- **CONSIGNE 1**
Reproduisez le passage du texte sur la chute des Bourses en commençant par « Mardi 27 février, la » et en terminant par « ou signal d’alerte ? ».

- **TEXTE À LIRE**
+===+
Mardi 27 février, la Bourse de Shanghai chutait de près de 9 % - 80 milliards d’euros partis en fumée -, en même temps que celle de Shenzhen. L’onde de choc a atteint l’ensemble des places boursières de la planète : Wall Street, Hongkong, Tokyo, Paris, Francfort, Buenos Aires, São Paulo, Moscou, Séoul... Simple fausse note dans l’euphorie de la croissance ou signal d’alerte ?

La baisse brutale - la plus importante depuis plus de dix ans - qui a touché la principale Bourse chinoise, mardi 27 février, a été provoquée par des bruits circulant sur la création d’une commission de lutte contre la spéculation, qui entretient la fièvre que connaissent les Bourses chinoises. Elles avaient bondi de plus 130 % en 2006. Le Premier ministre chinois, Wen Jiabo, s’est voulu rassu­rant à la veille de l’ouverture de la session annuelle de l’Assemblée nationale populaire : « La tâche des marchés financiers est d’améliorer et de promouvoir le développement sain des institutions financières. » Certes, mais de toute évidence, le gouvernement est inquiet. La fièvre des affaires avale des investissements à court terme sans garantie, les affairistes prospèrent dans cette ambiance de surchauffe éco­nomique et de corruption généralisée. Le boum immobilier provoqué par l’explosion urbaine est l’un de leurs terrains privilégiés. Les prêts à court terme deviennent souvent autant de mauvaises créances pour les quatre grandes banques chinoises. Ces dernières représenteraient plus du tiers du PIB, certains disent 60 %.

Dans cette ambiance, rien de surprenant que bon nombre de boursicoteurs aient voulu empocher leurs bénéfices en vendant, entraînant la baisse tout en voulant l’anticiper... Plus étonnant sans doute est la baisse « mondia­lisée » qui a suivi. Shanghai avait perdu 8 % dans la semaine, Francfort 5,51 %, Paris 5,28 %, Londres 4,95 %, New York 3,15 %... « Les marges bénéficiaires ont commencé à se stabiliser. C’est un signe avant-coureur qui montre que nous sommes dans les dernières phases d’un cycle », analysait Greenspan, l’ancien président de la Banque fédérale américaine. À l’opposé de son actuel président, Ben Bernanke qui, payé pour donner con­fiance, mise sur l’optimisme pour envisager « une possibilité raisonnable d’un certain renforcement de l’économie au milieu de l’année », Greenspan pointe une récession possible aux USA avant la fin de l’année.
+===+
- **CONSIGNE 2**
Dans la liste, réécrivez les lignes en commençant par celle qui contient « gate: [437, 86, 451, 99] » et en terminant par celle qui contient « gate: [374, 520, 387, 530] », toutes deux incluses, en changeant « gate » en « portail » sans rien modifier d'autre. Ne donnez que ces lignes.

- **DONNÉES FOURNIES**
+===+
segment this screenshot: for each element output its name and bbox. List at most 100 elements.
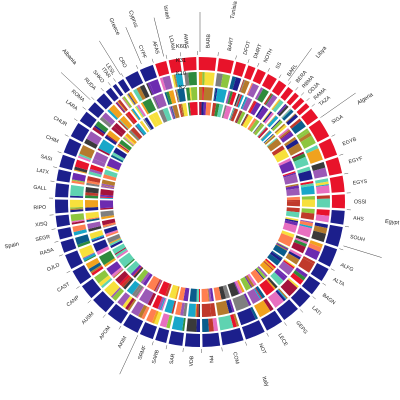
population-tick <box>151 58 154 63</box>
admixture-segment <box>304 246 321 261</box>
admixture-segment <box>267 138 282 152</box>
admixture-segment <box>175 89 180 103</box>
admixture-segment <box>109 238 122 246</box>
admixture-segment <box>122 137 134 147</box>
admixture-segment <box>330 210 345 225</box>
country-label-algeria: Algeria <box>356 92 375 107</box>
population-tick <box>344 226 349 228</box>
admixture-segment <box>199 102 202 116</box>
admixture-segment <box>140 272 151 285</box>
admixture-segment <box>96 93 113 110</box>
admixture-segment <box>286 199 300 202</box>
admixture-segment <box>286 188 300 196</box>
admixture-segment <box>253 288 262 300</box>
admixture-segment <box>160 297 166 311</box>
admixture-segment <box>88 102 105 119</box>
admixture-segment <box>182 57 197 71</box>
population-label-awas: AWAS <box>182 34 189 50</box>
admixture-segment <box>285 185 300 191</box>
admixture-segment <box>101 183 115 188</box>
admixture-segment <box>232 77 242 92</box>
population-label-egyb: EGYB <box>342 136 358 147</box>
population-tick <box>266 332 269 337</box>
admixture-segment <box>187 303 196 317</box>
admixture-segment <box>233 61 247 77</box>
admixture-segment <box>114 247 127 255</box>
admixture-segment <box>125 113 136 125</box>
admixture-segment <box>290 272 304 285</box>
admixture-segment <box>282 222 298 233</box>
admixture-segment <box>293 239 307 248</box>
admixture-segment <box>103 225 118 234</box>
admixture-segment <box>153 279 161 292</box>
population-label-itar: ITAR <box>100 67 112 80</box>
admixture-segment <box>240 80 250 94</box>
admixture-segment <box>237 95 245 108</box>
admixture-segment <box>260 310 283 331</box>
country-label-libya: Libya <box>315 45 329 60</box>
admixture-segment <box>123 277 134 290</box>
population-label-lece: LECE <box>276 333 288 348</box>
admixture-segment <box>278 261 294 276</box>
admixture-segment <box>280 279 298 297</box>
admixture-segment <box>285 218 299 223</box>
admixture-segment <box>276 299 298 321</box>
admixture-segment <box>300 212 315 220</box>
admixture-segment <box>196 288 199 302</box>
population-tick <box>120 73 124 77</box>
admixture-segment <box>264 134 275 144</box>
admixture-segment <box>135 125 144 136</box>
admixture-segment <box>83 253 96 261</box>
admixture-segment <box>296 103 310 116</box>
admixture-segment <box>229 91 237 106</box>
admixture-segment <box>196 303 199 317</box>
admixture-segment <box>185 87 191 101</box>
admixture-segment <box>79 145 95 159</box>
admixture-segment <box>300 135 316 149</box>
admixture-segment <box>270 271 284 286</box>
population-tick <box>339 153 344 156</box>
admixture-segment <box>229 108 235 121</box>
admixture-segment <box>92 126 105 137</box>
admixture-segment <box>171 316 184 331</box>
population-label-ahs: AHS <box>353 215 365 222</box>
admixture-segment <box>140 102 150 115</box>
admixture-segment <box>201 102 204 116</box>
admixture-segment <box>331 194 345 209</box>
population-tick <box>51 228 56 230</box>
admixture-segment <box>126 260 140 275</box>
population-tick <box>76 286 80 289</box>
admixture-segment <box>135 125 145 136</box>
admixture-segment <box>318 244 338 267</box>
population-tick <box>300 309 304 313</box>
population-tick <box>73 118 78 122</box>
admixture-segment <box>71 172 86 182</box>
admixture-segment <box>217 103 224 118</box>
admixture-segment <box>298 170 313 182</box>
admixture-segment <box>88 171 102 178</box>
admixture-segment <box>291 97 305 111</box>
admixture-segment <box>187 102 191 116</box>
population-tick <box>82 106 86 110</box>
admixture-segment <box>107 303 129 324</box>
admixture-segment <box>255 268 265 280</box>
admixture-segment <box>131 108 141 120</box>
admixture-segment <box>98 275 111 287</box>
admixture-segment <box>126 280 140 295</box>
admixture-segment <box>128 91 138 105</box>
admixture-segment <box>166 314 173 329</box>
admixture-segment <box>175 301 183 316</box>
population-tick <box>278 74 282 79</box>
admixture-segment <box>149 79 162 95</box>
admixture-segment <box>202 332 221 347</box>
admixture-segment <box>202 72 205 86</box>
population-label-srmf: SRMF <box>137 345 148 361</box>
admixture-segment <box>271 80 287 96</box>
admixture-segment <box>257 266 268 278</box>
admixture-segment <box>59 154 76 171</box>
admixture-segment <box>70 199 84 208</box>
admixture-segment <box>277 104 287 116</box>
population-tick <box>54 241 59 243</box>
admixture-segment <box>111 126 124 138</box>
population-tick <box>295 87 299 91</box>
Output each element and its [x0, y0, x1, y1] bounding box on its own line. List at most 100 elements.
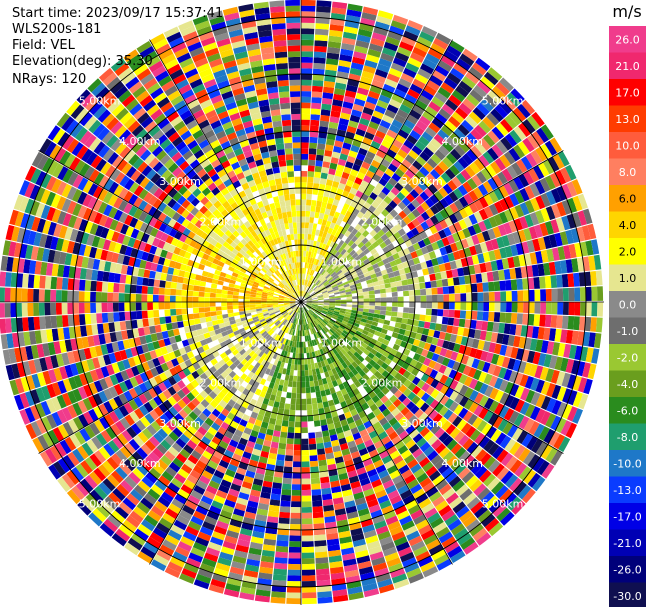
gate: [437, 86, 451, 99]
gate: [411, 271, 418, 278]
gate: [499, 280, 506, 291]
gate: [462, 98, 476, 111]
gate: [320, 276, 326, 282]
gate: [427, 450, 439, 461]
gate: [476, 171, 487, 184]
gate: [394, 275, 402, 282]
gate: [289, 541, 301, 548]
gate: [383, 153, 394, 163]
gate: [454, 210, 464, 222]
gate: [362, 222, 370, 230]
gate: [397, 149, 408, 159]
gate: [354, 158, 364, 167]
gate: [389, 98, 402, 109]
gate: [171, 275, 179, 283]
gate: [441, 420, 452, 432]
gate: [563, 245, 572, 260]
gate: [334, 88, 346, 96]
gate: [286, 598, 301, 605]
gate: [391, 286, 398, 293]
gate: [502, 96, 517, 111]
gate: [361, 268, 369, 274]
gate: [304, 279, 307, 286]
gate: [290, 518, 301, 525]
gate: [107, 312, 114, 323]
gate: [462, 227, 471, 239]
gate: [317, 303, 324, 306]
gate: [507, 496, 522, 511]
gate: [301, 28, 315, 35]
gate: [436, 279, 443, 288]
gate: [382, 273, 389, 280]
gate: [328, 234, 335, 241]
gate: [580, 302, 587, 316]
gate: [494, 157, 507, 171]
gate: [318, 330, 323, 337]
gate: [420, 373, 430, 383]
gate: [332, 445, 341, 453]
gate: [329, 362, 335, 370]
gate: [511, 427, 524, 441]
gate: [385, 412, 395, 422]
gate: [357, 292, 364, 296]
gate: [333, 312, 339, 317]
gate: [322, 327, 328, 333]
gate: [405, 439, 416, 450]
gate: [369, 551, 384, 561]
gate: [292, 375, 298, 382]
gate: [468, 214, 478, 225]
gate: [370, 248, 378, 256]
gate: [147, 310, 154, 319]
gate: [356, 153, 366, 162]
gate: [468, 111, 482, 124]
gate: [358, 472, 369, 481]
gate: [315, 325, 320, 332]
gate: [473, 369, 482, 381]
gate: [320, 287, 327, 292]
gate: [351, 486, 363, 495]
gate: [343, 95, 355, 104]
gate: [410, 463, 422, 474]
gate: [303, 245, 307, 251]
gate: [301, 404, 307, 411]
gate: [357, 355, 365, 363]
gate: [307, 165, 315, 172]
gate: [374, 520, 387, 530]
gate: [301, 96, 311, 103]
gate: [465, 426, 477, 438]
gate: [226, 302, 233, 306]
gate: [383, 319, 391, 326]
gate: [414, 289, 421, 296]
gate: [317, 282, 324, 288]
gate: [407, 318, 414, 326]
gate: [495, 140, 508, 154]
gate: [107, 292, 114, 302]
gate: [298, 319, 301, 325]
gate: [340, 348, 347, 355]
gate: [325, 232, 331, 240]
gate: [283, 380, 289, 387]
gate: [308, 310, 313, 316]
gate: [327, 127, 338, 135]
gate: [455, 505, 470, 519]
gate: [344, 327, 351, 333]
gate: [346, 84, 358, 93]
gate: [378, 469, 389, 479]
gate: [535, 210, 545, 224]
gate: [352, 304, 358, 308]
gate: [527, 277, 535, 290]
gate: [316, 396, 323, 404]
gate: [341, 242, 348, 249]
gate: [216, 288, 223, 294]
gate: [227, 290, 234, 295]
gate: [55, 302, 62, 315]
gate: [232, 302, 239, 306]
gate: [534, 224, 543, 238]
gate: [316, 308, 323, 312]
gate: [304, 293, 309, 298]
gate: [441, 316, 449, 325]
gate: [301, 102, 311, 109]
gate: [412, 433, 423, 444]
gate: [537, 162, 550, 177]
gate: [363, 175, 372, 184]
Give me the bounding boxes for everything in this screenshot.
+===+
- **RÉSULTAT 1**
Mardi 27 février, la Bourse de Shanghai chutait de près de 9 % - 80 milliards d’euros partis en fumée -, en même temps que celle de Shenzhen. L’onde de choc a atteint l’ensemble des places boursières de la planète : Wall Street, Hongkong, Tokyo, Paris, Francfort, Buenos Aires, São Paulo, Moscou, Séoul... Simple fausse note dans l’euphorie de la croissance ou signal d’alerte ?

- **RÉSULTAT 2**
portail: [437, 86, 451, 99]
portail: [411, 271, 418, 278]
portail: [499, 280, 506, 291]
portail: [462, 98, 476, 111]
portail: [320, 276, 326, 282]
portail: [427, 450, 439, 461]
portail: [476, 171, 487, 184]
portail: [394, 275, 402, 282]
portail: [289, 541, 301, 548]
portail: [383, 153, 394, 163]
portail: [454, 210, 464, 222]
portail: [362, 222, 370, 230]
portail: [397, 149, 408, 159]
portail: [354, 158, 364, 167]
portail: [389, 98, 402, 109]
portail: [171, 275, 179, 283]
portail: [441, 420, 452, 432]
portail: [563, 245, 572, 260]
portail: [334, 88, 346, 96]
portail: [286, 598, 301, 605]
portail: [391, 286, 398, 293]
portail: [502, 96, 517, 111]
portail: [361, 268, 369, 274]
portail: [304, 279, 307, 286]
portail: [290, 518, 301, 525]
portail: [107, 312, 114, 323]
portail: [462, 227, 471, 239]
portail: [317, 303, 324, 306]
portail: [507, 496, 522, 511]
portail: [301, 28, 315, 35]
portail: [436, 279, 443, 288]
portail: [382, 273, 389, 280]
portail: [328, 234, 335, 241]
portail: [580, 302, 587, 316]
portail: [494, 157, 507, 171]
portail: [318, 330, 323, 337]
portail: [420, 373, 430, 383]
portail: [332, 445, 341, 453]
portail: [329, 362, 335, 370]
portail: [511, 427, 524, 441]
portail: [385, 412, 395, 422]
portail: [357, 292, 364, 296]
portail: [333, 312, 339, 317]
portail: [322, 327, 328, 333]
portail: [405, 439, 416, 450]
portail: [369, 551, 384, 561]
portail: [292, 375, 298, 382]
portail: [468, 214, 478, 225]
portail: [370, 248, 378, 256]
portail: [147, 310, 154, 319]
portail: [356, 153, 366, 162]
portail: [468, 111, 482, 124]
portail: [358, 472, 369, 481]
portail: [315, 325, 320, 332]
portail: [473, 369, 482, 381]
portail: [320, 287, 327, 292]
portail: [351, 486, 363, 495]
portail: [343, 95, 355, 104]
portail: [410, 463, 422, 474]
portail: [303, 245, 307, 251]
portail: [301, 404, 307, 411]
portail: [357, 355, 365, 363]
portail: [307, 165, 315, 172]
portail: [374, 520, 387, 530]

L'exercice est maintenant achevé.